▸ **Exercise instructions**
Tally all lines containing the word "List". Give the number alone.

Start

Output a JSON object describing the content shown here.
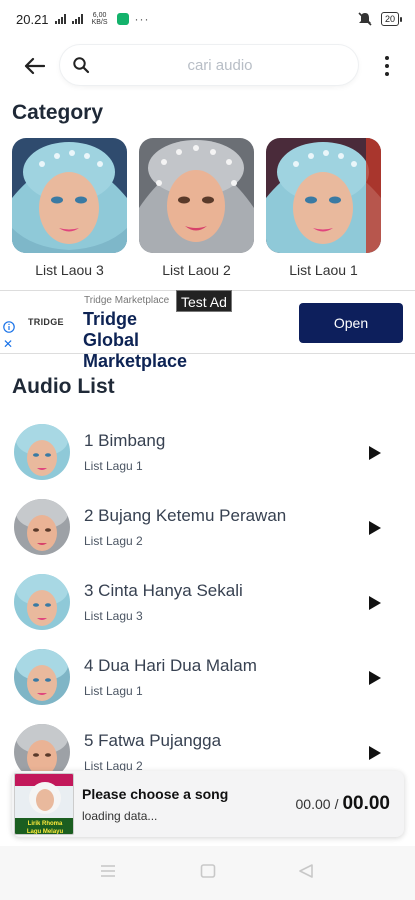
{
  "status_bar": {
    "time": "20.21",
    "net_speed": "6,00 KB/S",
    "battery": "20",
    "more": "···"
  },
  "search": {
    "placeholder": "cari audio"
  },
  "category_section": {
    "title": "Category",
    "items": [
      {
        "label": "List Laou 3"
      },
      {
        "label": "List Laou 2"
      },
      {
        "label": "List Laou 1"
      }
    ]
  },
  "ad": {
    "test_label": "Test Ad",
    "brand": "TRIDGE",
    "advertiser": "Tridge Marketplace",
    "headline": "Tridge Global Marketplace",
    "cta": "Open",
    "close": "✕"
  },
  "audio_section": {
    "title": "Audio List",
    "items": [
      {
        "title": "1 Bimbang",
        "list": "List Lagu 1"
      },
      {
        "title": "2 Bujang Ketemu Perawan",
        "list": "List Lagu 2"
      },
      {
        "title": "3 Cinta Hanya Sekali",
        "list": "List Lagu 3"
      },
      {
        "title": "4 Dua Hari Dua Malam",
        "list": "List Lagu 1"
      },
      {
        "title": "5 Fatwa Pujangga",
        "list": "List Lagu 2"
      }
    ]
  },
  "player": {
    "title": "Please choose a song",
    "status": "loading data...",
    "current_time": "00.00",
    "separator": "/",
    "duration": "00.00",
    "cover_text": "Lirik Rhoma Lagu Melayu"
  },
  "colors": {
    "accent": "#0d1f5c",
    "headline": "#0d2354",
    "player_bg": "#f4f4f5"
  }
}
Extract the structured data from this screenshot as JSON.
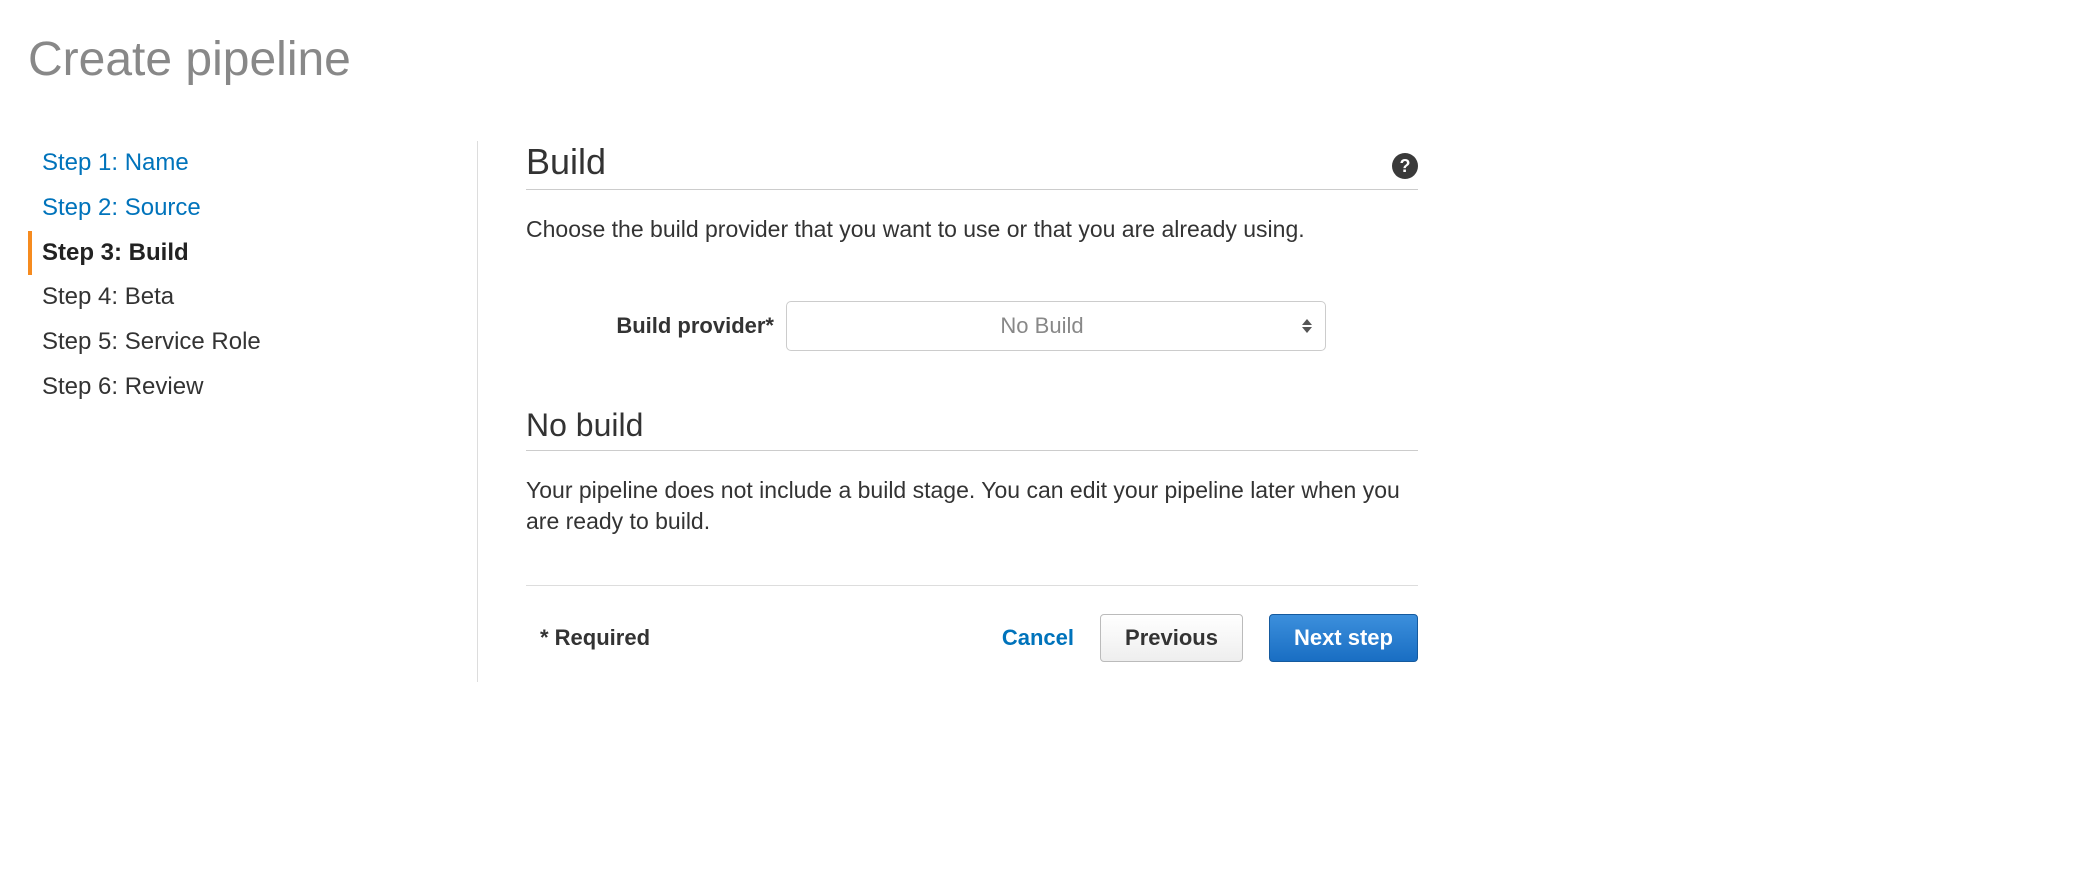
{
  "page": {
    "title": "Create pipeline"
  },
  "sidebar": {
    "steps": [
      {
        "label": "Step 1: Name",
        "state": "completed"
      },
      {
        "label": "Step 2: Source",
        "state": "completed"
      },
      {
        "label": "Step 3: Build",
        "state": "current"
      },
      {
        "label": "Step 4: Beta",
        "state": "future"
      },
      {
        "label": "Step 5: Service Role",
        "state": "future"
      },
      {
        "label": "Step 6: Review",
        "state": "future"
      }
    ]
  },
  "build": {
    "heading": "Build",
    "description": "Choose the build provider that you want to use or that you are already using.",
    "field_label": "Build provider*",
    "provider_selected": "No Build"
  },
  "no_build": {
    "heading": "No build",
    "description": "Your pipeline does not include a build stage. You can edit your pipeline later when you are ready to build."
  },
  "footer": {
    "required_note": "* Required",
    "cancel": "Cancel",
    "previous": "Previous",
    "next": "Next step"
  }
}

End

▸ **Expected answer**
9